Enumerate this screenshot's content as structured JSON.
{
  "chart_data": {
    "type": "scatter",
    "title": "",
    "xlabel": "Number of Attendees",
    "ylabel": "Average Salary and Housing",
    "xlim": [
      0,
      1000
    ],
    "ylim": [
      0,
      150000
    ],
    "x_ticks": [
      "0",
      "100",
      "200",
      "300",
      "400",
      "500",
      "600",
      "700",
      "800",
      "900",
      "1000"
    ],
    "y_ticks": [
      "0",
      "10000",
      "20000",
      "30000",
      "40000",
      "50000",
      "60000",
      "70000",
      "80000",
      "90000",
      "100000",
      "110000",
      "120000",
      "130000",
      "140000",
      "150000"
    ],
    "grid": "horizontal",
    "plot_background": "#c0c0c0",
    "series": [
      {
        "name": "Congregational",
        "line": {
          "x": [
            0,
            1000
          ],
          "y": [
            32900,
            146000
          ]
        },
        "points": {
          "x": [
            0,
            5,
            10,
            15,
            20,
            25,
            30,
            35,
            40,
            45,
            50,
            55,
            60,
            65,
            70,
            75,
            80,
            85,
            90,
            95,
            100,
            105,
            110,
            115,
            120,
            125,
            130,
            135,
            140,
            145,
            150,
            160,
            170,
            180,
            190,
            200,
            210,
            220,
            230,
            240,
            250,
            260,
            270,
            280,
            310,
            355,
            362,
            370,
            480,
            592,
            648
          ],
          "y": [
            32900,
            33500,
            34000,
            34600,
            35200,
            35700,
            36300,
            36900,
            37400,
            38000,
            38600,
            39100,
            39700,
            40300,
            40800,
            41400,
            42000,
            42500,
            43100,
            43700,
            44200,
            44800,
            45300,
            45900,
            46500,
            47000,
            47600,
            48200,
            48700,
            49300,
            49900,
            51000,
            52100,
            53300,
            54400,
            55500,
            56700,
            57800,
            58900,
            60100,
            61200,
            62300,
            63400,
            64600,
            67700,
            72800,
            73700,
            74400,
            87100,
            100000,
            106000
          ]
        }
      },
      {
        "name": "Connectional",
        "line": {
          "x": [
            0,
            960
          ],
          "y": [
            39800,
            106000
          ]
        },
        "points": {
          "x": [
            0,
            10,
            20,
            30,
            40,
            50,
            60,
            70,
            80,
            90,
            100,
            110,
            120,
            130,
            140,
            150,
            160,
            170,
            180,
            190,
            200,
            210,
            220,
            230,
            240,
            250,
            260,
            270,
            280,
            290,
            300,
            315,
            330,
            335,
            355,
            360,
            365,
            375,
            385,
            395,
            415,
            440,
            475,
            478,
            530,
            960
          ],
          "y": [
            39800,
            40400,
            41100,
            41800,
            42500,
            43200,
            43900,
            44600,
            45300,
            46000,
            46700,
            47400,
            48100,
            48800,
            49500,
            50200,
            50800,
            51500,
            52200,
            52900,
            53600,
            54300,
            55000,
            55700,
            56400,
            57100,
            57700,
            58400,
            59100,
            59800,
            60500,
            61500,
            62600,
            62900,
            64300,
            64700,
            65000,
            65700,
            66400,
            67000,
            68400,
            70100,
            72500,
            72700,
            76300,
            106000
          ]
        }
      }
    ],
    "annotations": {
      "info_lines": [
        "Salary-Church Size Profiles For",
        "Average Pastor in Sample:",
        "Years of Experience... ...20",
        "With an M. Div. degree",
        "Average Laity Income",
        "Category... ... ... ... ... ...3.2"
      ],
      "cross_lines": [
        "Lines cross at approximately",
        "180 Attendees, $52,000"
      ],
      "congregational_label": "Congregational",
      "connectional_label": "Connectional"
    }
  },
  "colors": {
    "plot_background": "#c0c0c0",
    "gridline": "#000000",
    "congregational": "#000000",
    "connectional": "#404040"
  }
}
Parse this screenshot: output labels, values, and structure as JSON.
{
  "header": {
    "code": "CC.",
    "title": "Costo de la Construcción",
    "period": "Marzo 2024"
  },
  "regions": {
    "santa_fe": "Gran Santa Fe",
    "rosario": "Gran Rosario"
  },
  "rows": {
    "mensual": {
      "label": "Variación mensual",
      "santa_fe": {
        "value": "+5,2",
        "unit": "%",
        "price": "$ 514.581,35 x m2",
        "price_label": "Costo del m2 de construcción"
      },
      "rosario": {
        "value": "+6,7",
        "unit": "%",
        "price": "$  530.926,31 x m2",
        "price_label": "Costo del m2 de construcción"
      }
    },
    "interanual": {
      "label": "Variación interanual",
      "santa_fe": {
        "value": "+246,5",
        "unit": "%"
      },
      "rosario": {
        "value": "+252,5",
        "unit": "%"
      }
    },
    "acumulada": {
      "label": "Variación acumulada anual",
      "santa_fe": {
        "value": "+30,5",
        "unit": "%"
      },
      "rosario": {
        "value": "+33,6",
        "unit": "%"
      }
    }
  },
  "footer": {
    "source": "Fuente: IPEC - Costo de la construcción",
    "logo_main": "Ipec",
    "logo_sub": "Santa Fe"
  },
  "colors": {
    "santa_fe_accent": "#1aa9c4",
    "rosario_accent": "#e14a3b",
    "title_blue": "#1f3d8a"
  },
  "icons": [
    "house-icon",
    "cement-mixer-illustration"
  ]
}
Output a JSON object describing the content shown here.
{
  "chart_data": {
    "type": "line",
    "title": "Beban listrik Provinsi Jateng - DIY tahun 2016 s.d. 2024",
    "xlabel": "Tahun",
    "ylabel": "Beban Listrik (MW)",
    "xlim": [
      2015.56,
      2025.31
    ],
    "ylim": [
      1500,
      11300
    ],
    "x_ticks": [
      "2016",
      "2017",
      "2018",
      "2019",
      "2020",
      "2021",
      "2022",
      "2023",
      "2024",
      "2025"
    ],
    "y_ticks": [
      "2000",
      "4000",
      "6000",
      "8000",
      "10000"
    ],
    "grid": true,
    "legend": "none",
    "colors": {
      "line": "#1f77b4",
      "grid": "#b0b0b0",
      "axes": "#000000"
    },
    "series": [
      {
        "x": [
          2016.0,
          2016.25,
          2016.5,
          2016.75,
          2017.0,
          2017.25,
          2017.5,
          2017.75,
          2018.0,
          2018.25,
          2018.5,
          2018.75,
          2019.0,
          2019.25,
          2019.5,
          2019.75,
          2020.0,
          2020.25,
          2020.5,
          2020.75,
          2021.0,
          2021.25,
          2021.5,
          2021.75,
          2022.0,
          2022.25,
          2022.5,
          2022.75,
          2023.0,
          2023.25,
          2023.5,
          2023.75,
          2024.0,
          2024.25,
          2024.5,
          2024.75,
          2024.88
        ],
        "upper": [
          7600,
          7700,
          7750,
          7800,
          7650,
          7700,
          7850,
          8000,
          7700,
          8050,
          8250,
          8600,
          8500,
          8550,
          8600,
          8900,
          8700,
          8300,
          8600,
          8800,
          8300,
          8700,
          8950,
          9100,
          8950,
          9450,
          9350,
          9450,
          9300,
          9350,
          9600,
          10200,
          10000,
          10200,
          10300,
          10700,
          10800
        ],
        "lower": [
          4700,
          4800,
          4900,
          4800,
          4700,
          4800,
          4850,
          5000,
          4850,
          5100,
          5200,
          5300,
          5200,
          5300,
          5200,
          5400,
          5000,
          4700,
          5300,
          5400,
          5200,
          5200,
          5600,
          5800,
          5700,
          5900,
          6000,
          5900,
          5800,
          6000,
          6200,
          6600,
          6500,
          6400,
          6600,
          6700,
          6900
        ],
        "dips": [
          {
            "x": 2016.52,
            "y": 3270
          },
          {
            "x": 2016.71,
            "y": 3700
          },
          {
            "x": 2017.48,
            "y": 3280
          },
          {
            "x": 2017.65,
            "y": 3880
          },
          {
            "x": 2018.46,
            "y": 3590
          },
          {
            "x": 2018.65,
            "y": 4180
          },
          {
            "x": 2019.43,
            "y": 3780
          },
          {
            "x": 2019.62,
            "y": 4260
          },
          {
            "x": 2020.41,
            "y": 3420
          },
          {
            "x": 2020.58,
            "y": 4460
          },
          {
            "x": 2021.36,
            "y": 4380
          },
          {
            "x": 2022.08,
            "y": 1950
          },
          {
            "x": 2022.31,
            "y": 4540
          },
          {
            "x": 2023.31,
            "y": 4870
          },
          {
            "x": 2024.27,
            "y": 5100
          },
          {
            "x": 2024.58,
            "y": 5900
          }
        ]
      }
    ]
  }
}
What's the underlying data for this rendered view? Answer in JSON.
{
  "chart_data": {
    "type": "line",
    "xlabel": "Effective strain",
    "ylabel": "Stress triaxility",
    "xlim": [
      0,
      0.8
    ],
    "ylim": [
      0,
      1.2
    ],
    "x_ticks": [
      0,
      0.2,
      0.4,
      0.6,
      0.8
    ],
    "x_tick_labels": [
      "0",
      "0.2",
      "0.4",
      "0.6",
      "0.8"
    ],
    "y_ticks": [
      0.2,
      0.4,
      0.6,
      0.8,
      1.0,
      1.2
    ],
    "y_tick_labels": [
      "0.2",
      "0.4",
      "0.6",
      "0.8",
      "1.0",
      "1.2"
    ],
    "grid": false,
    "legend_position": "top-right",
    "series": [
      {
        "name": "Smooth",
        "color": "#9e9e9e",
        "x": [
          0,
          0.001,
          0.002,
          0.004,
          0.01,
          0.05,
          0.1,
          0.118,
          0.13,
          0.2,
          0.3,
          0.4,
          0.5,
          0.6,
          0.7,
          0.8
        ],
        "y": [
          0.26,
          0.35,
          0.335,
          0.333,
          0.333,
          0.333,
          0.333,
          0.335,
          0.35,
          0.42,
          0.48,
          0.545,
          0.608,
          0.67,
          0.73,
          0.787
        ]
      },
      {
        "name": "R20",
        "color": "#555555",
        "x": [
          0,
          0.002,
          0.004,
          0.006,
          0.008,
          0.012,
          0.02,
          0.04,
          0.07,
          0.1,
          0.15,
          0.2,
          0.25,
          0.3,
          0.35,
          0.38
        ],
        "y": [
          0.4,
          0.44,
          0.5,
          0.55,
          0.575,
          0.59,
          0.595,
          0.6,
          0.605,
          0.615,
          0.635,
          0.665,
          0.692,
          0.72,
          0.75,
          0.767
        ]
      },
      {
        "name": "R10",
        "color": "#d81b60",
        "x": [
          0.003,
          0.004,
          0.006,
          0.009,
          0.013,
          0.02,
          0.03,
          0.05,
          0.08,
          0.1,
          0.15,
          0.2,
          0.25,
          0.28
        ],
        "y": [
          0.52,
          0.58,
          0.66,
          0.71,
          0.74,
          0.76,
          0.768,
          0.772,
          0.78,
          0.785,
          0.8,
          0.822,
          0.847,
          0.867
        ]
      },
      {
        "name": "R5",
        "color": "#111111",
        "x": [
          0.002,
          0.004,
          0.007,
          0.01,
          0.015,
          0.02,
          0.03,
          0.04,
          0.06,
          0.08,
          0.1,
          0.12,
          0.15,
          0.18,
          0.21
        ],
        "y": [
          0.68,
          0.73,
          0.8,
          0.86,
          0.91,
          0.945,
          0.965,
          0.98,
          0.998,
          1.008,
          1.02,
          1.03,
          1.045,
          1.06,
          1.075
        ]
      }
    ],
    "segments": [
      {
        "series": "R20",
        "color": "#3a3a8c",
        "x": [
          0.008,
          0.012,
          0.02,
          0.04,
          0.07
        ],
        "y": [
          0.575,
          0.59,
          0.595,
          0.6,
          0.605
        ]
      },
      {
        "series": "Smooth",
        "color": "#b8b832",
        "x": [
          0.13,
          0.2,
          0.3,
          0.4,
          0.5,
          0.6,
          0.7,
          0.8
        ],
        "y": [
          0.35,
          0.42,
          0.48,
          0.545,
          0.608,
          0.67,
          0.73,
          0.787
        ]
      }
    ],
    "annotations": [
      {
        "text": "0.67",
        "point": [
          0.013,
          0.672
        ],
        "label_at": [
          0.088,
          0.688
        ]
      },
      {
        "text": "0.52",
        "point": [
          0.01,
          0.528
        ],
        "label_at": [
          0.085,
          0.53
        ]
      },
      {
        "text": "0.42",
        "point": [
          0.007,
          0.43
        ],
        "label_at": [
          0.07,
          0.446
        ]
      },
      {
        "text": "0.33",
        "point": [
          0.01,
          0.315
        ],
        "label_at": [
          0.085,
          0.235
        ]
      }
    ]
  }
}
= = = =
Using the records above, find and show each line with the string "interanual".

**OUTPUT OF THE TASK**
    "interanual": {
      "label": "Variación interanual",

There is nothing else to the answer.